-- TASK --
Gather every line of the entries that includes the word "Yield".

-- Dataset records on visual material --
* START *

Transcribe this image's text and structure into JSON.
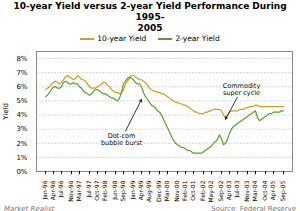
{
  "chart_data": {
    "type": "line",
    "title": "10-year Yield versus 2-year Yield Performance During 1995-\n2005",
    "ylabel": "Yield",
    "categories": [
      "Jan-96",
      null,
      null,
      null,
      "Apr-96",
      null,
      null,
      null,
      "Jul-96",
      null,
      null,
      null,
      null,
      "Nov-96",
      null,
      null,
      null,
      "Mar-97",
      null,
      null,
      null,
      null,
      "Jul-97",
      null,
      null,
      null,
      "Oct-97",
      null,
      null,
      null,
      "Feb-98",
      null,
      null,
      null,
      null,
      "Jun-98",
      null,
      null,
      null,
      "Sep-98",
      null,
      null,
      null,
      null,
      "Jan-99",
      null,
      null,
      null,
      "Apr-99",
      null,
      null,
      null,
      "Aug-99",
      null,
      null,
      null,
      null,
      "Dec-99",
      null,
      null,
      null,
      "Mar-00",
      null,
      null,
      null,
      null,
      "Nov-00",
      null,
      null,
      null,
      "Feb-01",
      null,
      null,
      null,
      "Oct-01",
      null,
      null,
      null,
      null,
      "Feb-02",
      null,
      null,
      null,
      "May-02",
      null,
      null,
      null,
      null,
      "Sep-02",
      null,
      null,
      null,
      "Apr-03",
      null,
      null,
      null,
      "Jul-03",
      null,
      null,
      null,
      null,
      "Nov-03",
      null,
      null,
      null,
      "Mar-04",
      null,
      null,
      null,
      null,
      "Oct-04",
      null,
      null,
      null,
      "Apr-05",
      null,
      null,
      null,
      null,
      "Sep-05"
    ],
    "series": [
      {
        "name": "10-year Yield",
        "color": "#c8a020",
        "values": [
          0.058,
          0.059,
          0.06,
          0.062,
          0.063,
          0.064,
          0.063,
          0.062,
          0.063,
          0.065,
          0.067,
          0.068,
          0.067,
          0.066,
          0.065,
          0.066,
          0.068,
          0.067,
          0.065,
          0.065,
          0.064,
          0.062,
          0.06,
          0.059,
          0.059,
          0.059,
          0.06,
          0.061,
          0.062,
          0.063,
          0.063,
          0.061,
          0.06,
          0.058,
          0.057,
          0.056,
          0.056,
          0.055,
          0.056,
          0.058,
          0.062,
          0.064,
          0.066,
          0.068,
          0.068,
          0.067,
          0.066,
          0.065,
          0.065,
          0.064,
          0.063,
          0.061,
          0.059,
          0.058,
          0.057,
          0.057,
          0.056,
          0.056,
          0.055,
          0.055,
          0.054,
          0.053,
          0.052,
          0.051,
          0.05,
          0.049,
          0.049,
          0.048,
          0.048,
          0.047,
          0.047,
          0.046,
          0.045,
          0.044,
          0.043,
          0.042,
          0.042,
          0.041,
          0.041,
          0.041,
          0.042,
          0.042,
          0.043,
          0.043,
          0.044,
          0.044,
          0.044,
          0.044,
          0.043,
          0.04,
          0.038,
          0.04,
          0.042,
          0.043,
          0.043,
          0.043,
          0.043,
          0.044,
          0.044,
          0.044,
          0.045,
          0.045,
          0.046,
          0.046,
          0.046,
          0.047,
          0.047,
          0.046,
          0.046,
          0.046,
          0.046,
          0.046,
          0.046,
          0.046,
          0.046,
          0.046,
          0.046,
          0.046,
          0.046,
          0.046
        ]
      },
      {
        "name": "2-year Yield",
        "color": "#5a9e2f",
        "values": [
          0.053,
          0.054,
          0.056,
          0.058,
          0.06,
          0.06,
          0.059,
          0.059,
          0.06,
          0.063,
          0.064,
          0.063,
          0.062,
          0.062,
          0.063,
          0.062,
          0.062,
          0.06,
          0.059,
          0.057,
          0.056,
          0.055,
          0.054,
          0.055,
          0.057,
          0.058,
          0.058,
          0.057,
          0.056,
          0.055,
          0.055,
          0.054,
          0.053,
          0.052,
          0.052,
          0.051,
          0.05,
          0.052,
          0.056,
          0.062,
          0.064,
          0.066,
          0.067,
          0.066,
          0.065,
          0.063,
          0.062,
          0.062,
          0.06,
          0.056,
          0.053,
          0.051,
          0.049,
          0.047,
          0.046,
          0.045,
          0.043,
          0.042,
          0.04,
          0.037,
          0.034,
          0.031,
          0.028,
          0.025,
          0.022,
          0.02,
          0.019,
          0.018,
          0.017,
          0.017,
          0.016,
          0.015,
          0.015,
          0.014,
          0.013,
          0.013,
          0.013,
          0.013,
          0.013,
          0.014,
          0.015,
          0.016,
          0.017,
          0.018,
          0.02,
          0.021,
          0.023,
          0.026,
          0.023,
          0.019,
          0.02,
          0.023,
          0.027,
          0.03,
          0.032,
          0.033,
          0.034,
          0.035,
          0.036,
          0.037,
          0.038,
          0.039,
          0.04,
          0.041,
          0.042,
          0.043,
          0.038,
          0.036,
          0.037,
          0.038,
          0.039,
          0.04,
          0.041,
          0.041,
          0.042,
          0.042,
          0.042,
          0.042,
          0.043,
          0.043
        ]
      }
    ],
    "ylim": [
      0.0,
      0.085
    ],
    "yticks": [
      {
        "value": 0.0,
        "label": "0%"
      },
      {
        "value": 0.01,
        "label": "1%"
      },
      {
        "value": 0.02,
        "label": "2%"
      },
      {
        "value": 0.03,
        "label": "3%"
      },
      {
        "value": 0.04,
        "label": "4%"
      },
      {
        "value": 0.05,
        "label": "5%"
      },
      {
        "value": 0.06,
        "label": "6%"
      },
      {
        "value": 0.07,
        "label": "7%"
      },
      {
        "value": 0.08,
        "label": "8%"
      }
    ],
    "grid": true,
    "legend": "top",
    "annotations": [
      {
        "text": "Dot-com\nbubble burst",
        "x": 38,
        "y": 0.023,
        "arrow_x": 48,
        "arrow_y": 0.051
      },
      {
        "text": "Commodity\nsuper cycle",
        "x": 98,
        "y": 0.058,
        "arrow_x": 90,
        "arrow_y": 0.037
      }
    ],
    "watermark": "Market Realist",
    "caption": "Source: Federal Reserve"
  }
}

* END *

-- REPLY TO THE TASK --
    "title": "10-year Yield versus 2-year Yield Performance During 1995-\n2005",
    "ylabel": "Yield",
        "name": "10-year Yield",
        "name": "2-year Yield",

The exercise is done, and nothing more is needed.